WHAT TO PRODUCE. Every line of the material below should be repeated exactly.

** Start DATA EXTRACT **

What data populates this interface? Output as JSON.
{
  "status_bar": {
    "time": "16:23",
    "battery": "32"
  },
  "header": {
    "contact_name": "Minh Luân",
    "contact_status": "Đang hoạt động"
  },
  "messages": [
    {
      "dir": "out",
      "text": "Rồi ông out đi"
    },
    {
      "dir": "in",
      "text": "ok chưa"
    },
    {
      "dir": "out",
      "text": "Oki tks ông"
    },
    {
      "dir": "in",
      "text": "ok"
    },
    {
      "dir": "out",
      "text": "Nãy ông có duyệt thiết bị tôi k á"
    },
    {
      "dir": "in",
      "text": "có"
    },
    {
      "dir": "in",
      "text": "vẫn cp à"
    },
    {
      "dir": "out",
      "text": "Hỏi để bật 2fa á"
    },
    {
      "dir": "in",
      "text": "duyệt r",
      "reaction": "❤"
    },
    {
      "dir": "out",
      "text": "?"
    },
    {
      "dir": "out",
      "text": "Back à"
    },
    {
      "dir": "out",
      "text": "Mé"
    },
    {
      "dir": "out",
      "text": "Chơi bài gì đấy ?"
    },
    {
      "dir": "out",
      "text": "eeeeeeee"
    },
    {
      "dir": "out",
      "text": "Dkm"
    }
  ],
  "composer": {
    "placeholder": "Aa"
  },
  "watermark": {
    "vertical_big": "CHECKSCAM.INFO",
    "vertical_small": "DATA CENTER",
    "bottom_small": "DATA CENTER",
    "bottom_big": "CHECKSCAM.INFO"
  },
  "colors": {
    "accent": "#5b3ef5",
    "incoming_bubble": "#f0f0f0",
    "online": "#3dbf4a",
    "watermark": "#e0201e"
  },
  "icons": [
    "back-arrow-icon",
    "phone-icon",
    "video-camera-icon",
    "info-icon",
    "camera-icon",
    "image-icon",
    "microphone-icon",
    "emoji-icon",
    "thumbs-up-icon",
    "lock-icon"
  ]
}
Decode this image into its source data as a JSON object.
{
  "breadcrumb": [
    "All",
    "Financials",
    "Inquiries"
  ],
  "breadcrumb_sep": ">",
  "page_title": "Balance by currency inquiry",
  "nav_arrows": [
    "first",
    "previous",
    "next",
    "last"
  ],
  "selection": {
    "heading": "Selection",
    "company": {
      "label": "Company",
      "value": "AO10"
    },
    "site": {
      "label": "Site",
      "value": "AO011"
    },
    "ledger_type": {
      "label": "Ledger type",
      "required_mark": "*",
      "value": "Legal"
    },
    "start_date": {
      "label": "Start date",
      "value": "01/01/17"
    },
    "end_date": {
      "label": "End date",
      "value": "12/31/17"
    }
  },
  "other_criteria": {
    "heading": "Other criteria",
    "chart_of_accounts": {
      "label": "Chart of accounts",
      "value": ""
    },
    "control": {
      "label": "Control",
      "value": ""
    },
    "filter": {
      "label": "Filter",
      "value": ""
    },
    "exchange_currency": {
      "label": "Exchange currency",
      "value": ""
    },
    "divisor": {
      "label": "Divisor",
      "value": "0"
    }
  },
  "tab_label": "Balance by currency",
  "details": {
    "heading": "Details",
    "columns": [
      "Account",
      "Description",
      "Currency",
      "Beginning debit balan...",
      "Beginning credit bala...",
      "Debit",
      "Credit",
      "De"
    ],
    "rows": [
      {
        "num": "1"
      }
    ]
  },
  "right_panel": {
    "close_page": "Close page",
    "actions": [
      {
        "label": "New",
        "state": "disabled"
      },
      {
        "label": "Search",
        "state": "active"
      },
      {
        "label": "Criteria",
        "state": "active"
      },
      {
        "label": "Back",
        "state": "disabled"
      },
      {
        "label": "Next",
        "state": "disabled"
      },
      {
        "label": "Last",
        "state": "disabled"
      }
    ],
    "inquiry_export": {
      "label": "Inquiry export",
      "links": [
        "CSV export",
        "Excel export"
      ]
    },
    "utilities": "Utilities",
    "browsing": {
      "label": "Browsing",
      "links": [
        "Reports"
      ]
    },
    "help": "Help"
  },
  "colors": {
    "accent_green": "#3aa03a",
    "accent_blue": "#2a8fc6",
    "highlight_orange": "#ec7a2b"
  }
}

** End DATA EXTRACT **

FULL OUTPUT.
What data populates this interface? Output as JSON.
{
  "status_bar": {
    "time": "16:23",
    "battery": "32"
  },
  "header": {
    "contact_name": "Minh Luân",
    "contact_status": "Đang hoạt động"
  },
  "messages": [
    {
      "dir": "out",
      "text": "Rồi ông out đi"
    },
    {
      "dir": "in",
      "text": "ok chưa"
    },
    {
      "dir": "out",
      "text": "Oki tks ông"
    },
    {
      "dir": "in",
      "text": "ok"
    },
    {
      "dir": "out",
      "text": "Nãy ông có duyệt thiết bị tôi k á"
    },
    {
      "dir": "in",
      "text": "có"
    },
    {
      "dir": "in",
      "text": "vẫn cp à"
    },
    {
      "dir": "out",
      "text": "Hỏi để bật 2fa á"
    },
    {
      "dir": "in",
      "text": "duyệt r",
      "reaction": "❤"
    },
    {
      "dir": "out",
      "text": "?"
    },
    {
      "dir": "out",
      "text": "Back à"
    },
    {
      "dir": "out",
      "text": "Mé"
    },
    {
      "dir": "out",
      "text": "Chơi bài gì đấy ?"
    },
    {
      "dir": "out",
      "text": "eeeeeeee"
    },
    {
      "dir": "out",
      "text": "Dkm"
    }
  ],
  "composer": {
    "placeholder": "Aa"
  },
  "watermark": {
    "vertical_big": "CHECKSCAM.INFO",
    "vertical_small": "DATA CENTER",
    "bottom_small": "DATA CENTER",
    "bottom_big": "CHECKSCAM.INFO"
  },
  "colors": {
    "accent": "#5b3ef5",
    "incoming_bubble": "#f0f0f0",
    "online": "#3dbf4a",
    "watermark": "#e0201e"
  },
  "icons": [
    "back-arrow-icon",
    "phone-icon",
    "video-camera-icon",
    "info-icon",
    "camera-icon",
    "image-icon",
    "microphone-icon",
    "emoji-icon",
    "thumbs-up-icon",
    "lock-icon"
  ]
}
Decode this image into its source data as a JSON object.
{
  "breadcrumb": [
    "All",
    "Financials",
    "Inquiries"
  ],
  "breadcrumb_sep": ">",
  "page_title": "Balance by currency inquiry",
  "nav_arrows": [
    "first",
    "previous",
    "next",
    "last"
  ],
  "selection": {
    "heading": "Selection",
    "company": {
      "label": "Company",
      "value": "AO10"
    },
    "site": {
      "label": "Site",
      "value": "AO011"
    },
    "ledger_type": {
      "label": "Ledger type",
      "required_mark": "*",
      "value": "Legal"
    },
    "start_date": {
      "label": "Start date",
      "value": "01/01/17"
    },
    "end_date": {
      "label": "End date",
      "value": "12/31/17"
    }
  },
  "other_criteria": {
    "heading": "Other criteria",
    "chart_of_accounts": {
      "label": "Chart of accounts",
      "value": ""
    },
    "control": {
      "label": "Control",
      "value": ""
    },
    "filter": {
      "label": "Filter",
      "value": ""
    },
    "exchange_currency": {
      "label": "Exchange currency",
      "value": ""
    },
    "divisor": {
      "label": "Divisor",
      "value": "0"
    }
  },
  "tab_label": "Balance by currency",
  "details": {
    "heading": "Details",
    "columns": [
      "Account",
      "Description",
      "Currency",
      "Beginning debit balan...",
      "Beginning credit bala...",
      "Debit",
      "Credit",
      "De"
    ],
    "rows": [
      {
        "num": "1"
      }
    ]
  },
  "right_panel": {
    "close_page": "Close page",
    "actions": [
      {
        "label": "New",
        "state": "disabled"
      },
      {
        "label": "Search",
        "state": "active"
      },
      {
        "label": "Criteria",
        "state": "active"
      },
      {
        "label": "Back",
        "state": "disabled"
      },
      {
        "label": "Next",
        "state": "disabled"
      },
      {
        "label": "Last",
        "state": "disabled"
      }
    ],
    "inquiry_export": {
      "label": "Inquiry export",
      "links": [
        "CSV export",
        "Excel export"
      ]
    },
    "utilities": "Utilities",
    "browsing": {
      "label": "Browsing",
      "links": [
        "Reports"
      ]
    },
    "help": "Help"
  },
  "colors": {
    "accent_green": "#3aa03a",
    "accent_blue": "#2a8fc6",
    "highlight_orange": "#ec7a2b"
  }
}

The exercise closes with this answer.